**EXERCISE PROMPT**
Scan the data. Collect each line that contains the word "this".

(Dataset records on visual material)
## begin

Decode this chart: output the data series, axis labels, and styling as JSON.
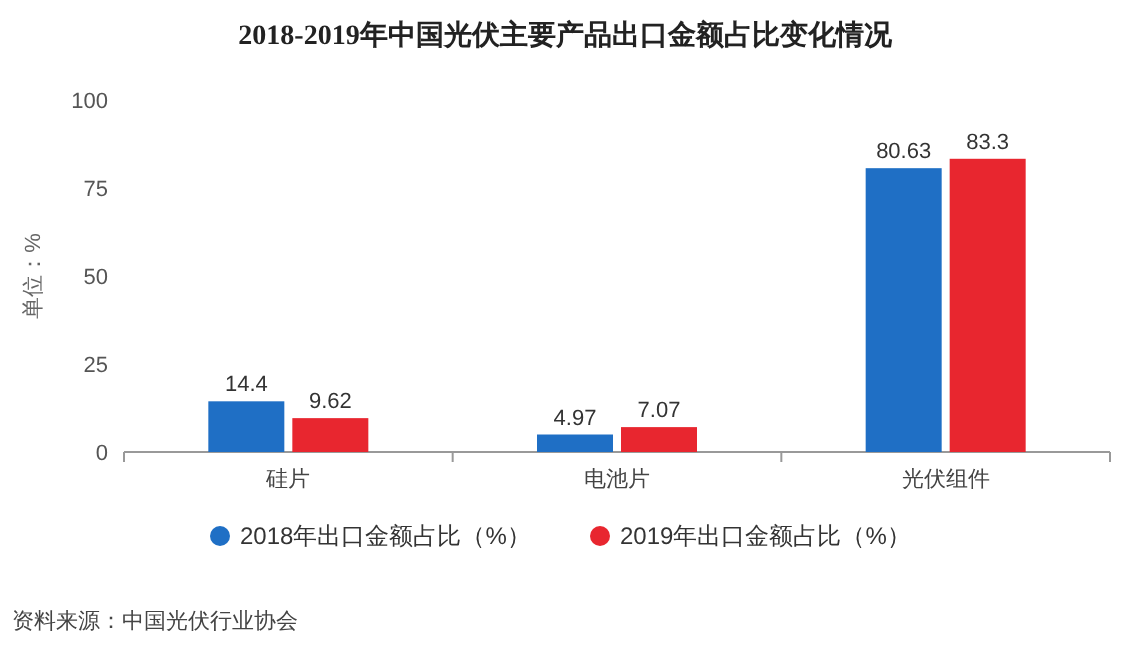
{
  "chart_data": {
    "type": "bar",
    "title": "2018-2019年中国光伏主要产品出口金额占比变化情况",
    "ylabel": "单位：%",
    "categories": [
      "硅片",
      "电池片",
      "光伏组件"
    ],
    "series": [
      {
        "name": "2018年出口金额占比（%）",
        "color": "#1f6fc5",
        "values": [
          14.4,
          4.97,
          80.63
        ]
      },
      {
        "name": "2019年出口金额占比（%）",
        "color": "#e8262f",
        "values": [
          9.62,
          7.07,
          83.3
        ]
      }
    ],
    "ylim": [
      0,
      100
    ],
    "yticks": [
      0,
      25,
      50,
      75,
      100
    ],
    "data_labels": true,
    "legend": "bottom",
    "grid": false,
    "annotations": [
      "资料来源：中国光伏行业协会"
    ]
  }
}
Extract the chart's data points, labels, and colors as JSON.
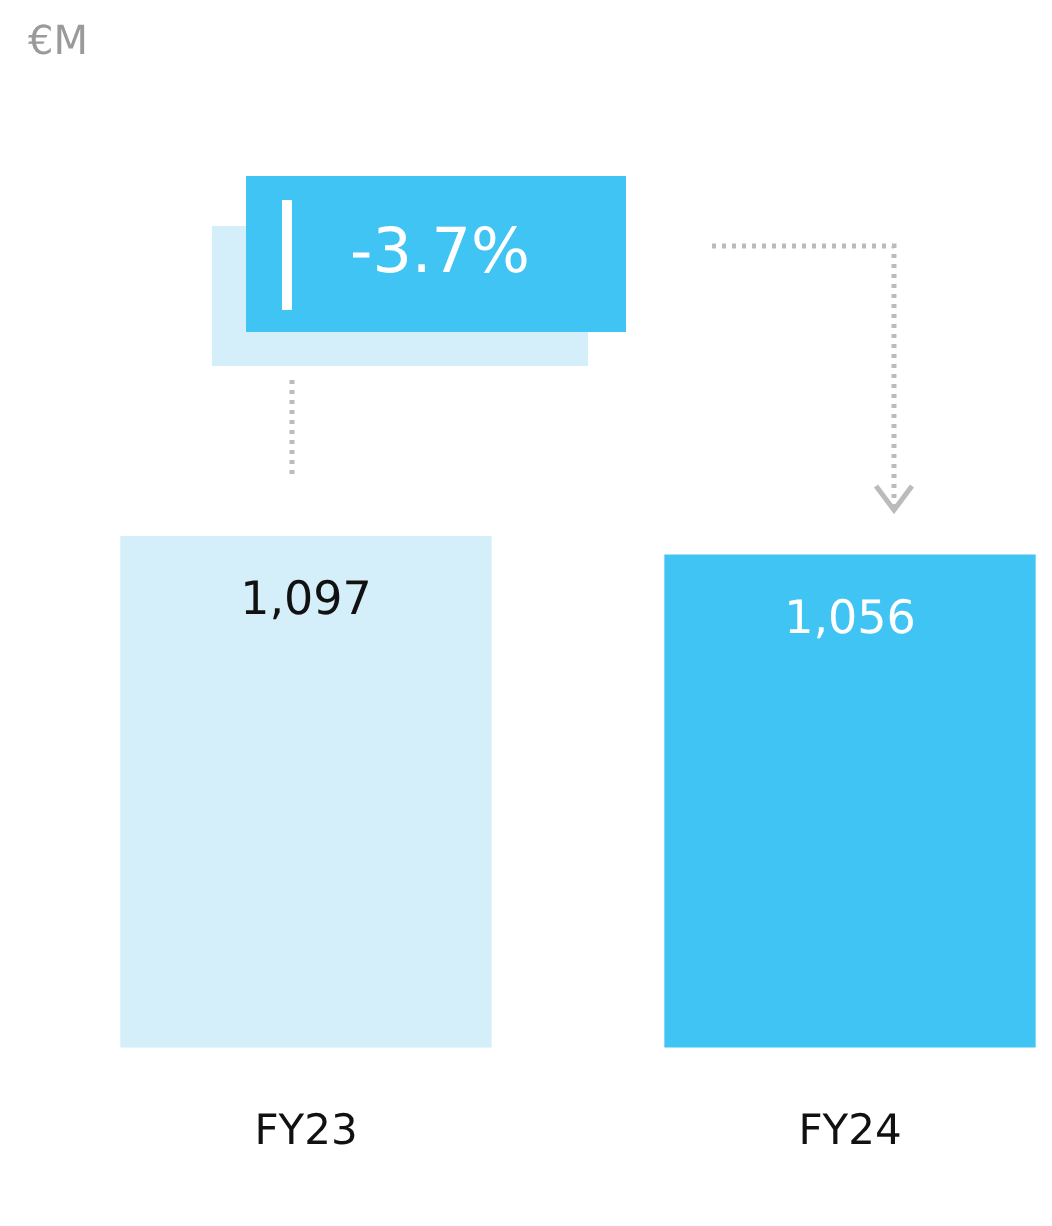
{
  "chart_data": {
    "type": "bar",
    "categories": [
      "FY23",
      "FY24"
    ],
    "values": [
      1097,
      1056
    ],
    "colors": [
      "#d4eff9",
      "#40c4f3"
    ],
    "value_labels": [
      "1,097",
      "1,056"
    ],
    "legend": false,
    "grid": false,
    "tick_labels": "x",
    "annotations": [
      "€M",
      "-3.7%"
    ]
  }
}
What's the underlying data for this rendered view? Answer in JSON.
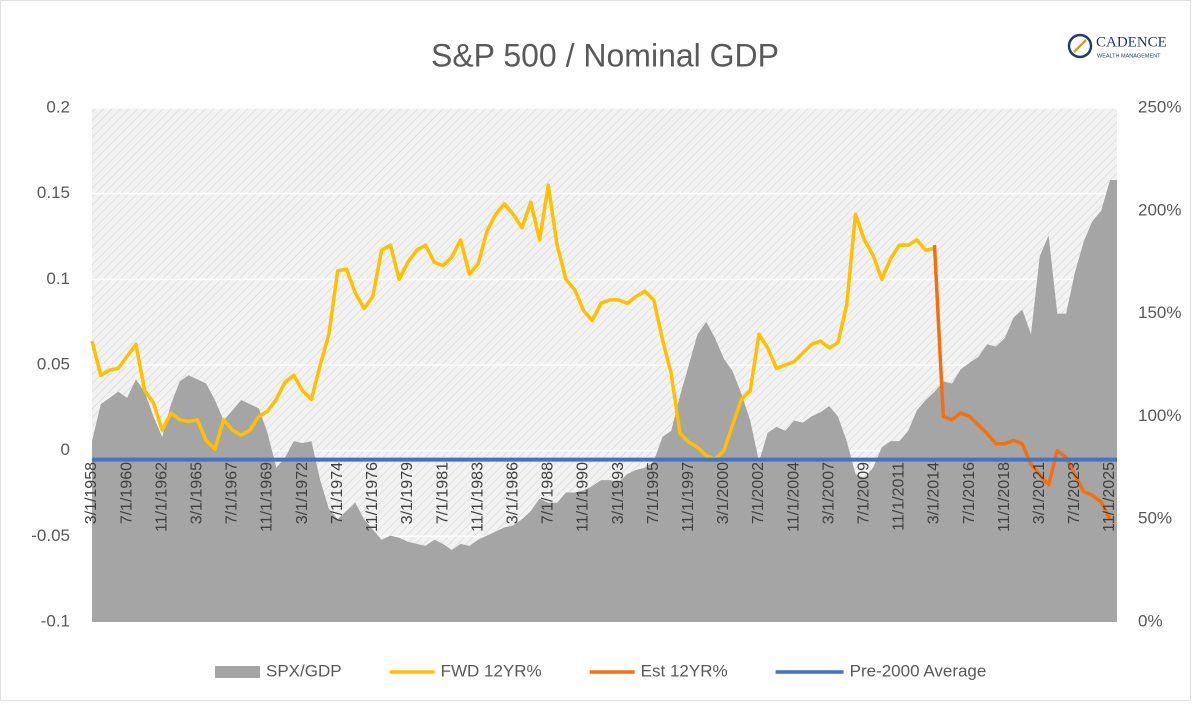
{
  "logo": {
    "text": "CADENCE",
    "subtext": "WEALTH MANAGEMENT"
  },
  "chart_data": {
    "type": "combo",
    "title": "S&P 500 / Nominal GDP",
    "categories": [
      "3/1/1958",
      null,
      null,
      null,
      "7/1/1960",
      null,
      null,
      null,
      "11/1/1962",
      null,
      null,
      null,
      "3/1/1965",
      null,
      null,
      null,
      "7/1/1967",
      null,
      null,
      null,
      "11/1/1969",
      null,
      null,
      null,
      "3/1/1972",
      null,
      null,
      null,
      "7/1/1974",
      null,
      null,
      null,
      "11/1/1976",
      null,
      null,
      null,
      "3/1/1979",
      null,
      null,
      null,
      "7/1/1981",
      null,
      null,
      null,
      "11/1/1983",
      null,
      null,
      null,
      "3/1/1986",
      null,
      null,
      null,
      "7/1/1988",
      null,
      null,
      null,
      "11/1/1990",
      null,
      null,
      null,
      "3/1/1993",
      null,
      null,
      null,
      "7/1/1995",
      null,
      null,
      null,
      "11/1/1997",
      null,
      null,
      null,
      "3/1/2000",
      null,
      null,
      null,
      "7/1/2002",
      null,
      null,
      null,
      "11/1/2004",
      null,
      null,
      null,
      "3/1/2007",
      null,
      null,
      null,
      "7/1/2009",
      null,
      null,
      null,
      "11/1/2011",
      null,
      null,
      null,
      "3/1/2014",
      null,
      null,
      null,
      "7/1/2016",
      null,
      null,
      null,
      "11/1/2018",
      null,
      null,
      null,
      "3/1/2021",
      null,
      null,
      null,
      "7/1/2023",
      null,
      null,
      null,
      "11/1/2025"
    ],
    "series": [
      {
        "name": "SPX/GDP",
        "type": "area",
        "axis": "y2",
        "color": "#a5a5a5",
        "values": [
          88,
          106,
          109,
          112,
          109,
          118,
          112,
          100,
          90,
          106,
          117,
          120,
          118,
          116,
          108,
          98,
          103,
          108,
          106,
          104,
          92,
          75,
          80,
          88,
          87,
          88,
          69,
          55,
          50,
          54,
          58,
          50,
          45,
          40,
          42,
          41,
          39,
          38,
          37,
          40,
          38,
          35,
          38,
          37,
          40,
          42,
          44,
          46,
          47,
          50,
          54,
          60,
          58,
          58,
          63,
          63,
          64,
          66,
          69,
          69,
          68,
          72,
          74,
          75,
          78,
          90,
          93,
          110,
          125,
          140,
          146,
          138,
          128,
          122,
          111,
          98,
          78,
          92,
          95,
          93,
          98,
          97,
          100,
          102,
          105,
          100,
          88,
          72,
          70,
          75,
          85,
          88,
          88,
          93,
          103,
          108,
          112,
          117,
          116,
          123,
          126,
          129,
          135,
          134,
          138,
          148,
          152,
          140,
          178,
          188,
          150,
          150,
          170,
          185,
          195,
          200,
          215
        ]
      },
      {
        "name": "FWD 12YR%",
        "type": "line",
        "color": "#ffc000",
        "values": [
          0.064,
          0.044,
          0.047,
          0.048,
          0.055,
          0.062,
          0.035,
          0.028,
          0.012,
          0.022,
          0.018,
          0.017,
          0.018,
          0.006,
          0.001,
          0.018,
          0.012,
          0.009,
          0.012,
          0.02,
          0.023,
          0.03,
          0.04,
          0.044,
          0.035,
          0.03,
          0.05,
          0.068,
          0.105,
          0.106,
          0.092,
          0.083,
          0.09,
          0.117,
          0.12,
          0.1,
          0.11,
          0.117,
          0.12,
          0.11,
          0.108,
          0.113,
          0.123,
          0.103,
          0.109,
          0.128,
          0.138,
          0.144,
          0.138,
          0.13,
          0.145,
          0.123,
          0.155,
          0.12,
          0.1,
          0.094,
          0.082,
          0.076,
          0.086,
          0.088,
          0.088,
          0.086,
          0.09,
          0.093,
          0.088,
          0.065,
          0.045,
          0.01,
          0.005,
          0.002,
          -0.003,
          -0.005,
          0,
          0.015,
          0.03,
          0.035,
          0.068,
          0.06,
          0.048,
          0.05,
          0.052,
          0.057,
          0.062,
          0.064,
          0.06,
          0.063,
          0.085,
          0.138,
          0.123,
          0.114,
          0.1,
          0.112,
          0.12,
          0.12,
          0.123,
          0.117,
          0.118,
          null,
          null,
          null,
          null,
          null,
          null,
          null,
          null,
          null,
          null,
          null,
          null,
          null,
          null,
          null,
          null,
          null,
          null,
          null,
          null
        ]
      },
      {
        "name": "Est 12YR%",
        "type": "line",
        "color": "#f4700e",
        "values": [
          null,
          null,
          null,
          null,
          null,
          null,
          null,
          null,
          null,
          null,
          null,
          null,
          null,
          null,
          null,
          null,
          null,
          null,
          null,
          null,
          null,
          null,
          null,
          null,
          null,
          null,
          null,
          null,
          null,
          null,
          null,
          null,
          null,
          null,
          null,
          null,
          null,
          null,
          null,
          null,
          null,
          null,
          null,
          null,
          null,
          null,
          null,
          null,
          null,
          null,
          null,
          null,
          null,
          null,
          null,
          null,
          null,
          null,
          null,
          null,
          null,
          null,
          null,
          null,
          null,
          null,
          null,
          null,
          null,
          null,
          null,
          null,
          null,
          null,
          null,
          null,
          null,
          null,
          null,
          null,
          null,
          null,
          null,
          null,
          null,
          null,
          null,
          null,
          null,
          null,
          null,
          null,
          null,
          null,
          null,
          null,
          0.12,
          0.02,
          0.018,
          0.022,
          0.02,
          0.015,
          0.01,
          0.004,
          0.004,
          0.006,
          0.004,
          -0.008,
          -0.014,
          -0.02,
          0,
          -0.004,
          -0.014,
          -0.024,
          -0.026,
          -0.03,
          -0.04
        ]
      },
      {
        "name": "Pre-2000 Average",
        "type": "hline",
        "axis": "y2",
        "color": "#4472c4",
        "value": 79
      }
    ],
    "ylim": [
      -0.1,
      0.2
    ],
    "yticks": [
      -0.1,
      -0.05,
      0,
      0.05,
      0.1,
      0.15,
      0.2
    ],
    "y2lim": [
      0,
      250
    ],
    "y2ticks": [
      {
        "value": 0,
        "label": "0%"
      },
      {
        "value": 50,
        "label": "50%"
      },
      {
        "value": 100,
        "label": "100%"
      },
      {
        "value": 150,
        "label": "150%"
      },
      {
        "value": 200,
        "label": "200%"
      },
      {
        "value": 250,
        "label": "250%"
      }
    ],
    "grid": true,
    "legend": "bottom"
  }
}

## end

**RESULT**
Decode this chart: output the data series, axis labels, and styling as JSON.
What's the underlying data for this rendered view? Answer in JSON.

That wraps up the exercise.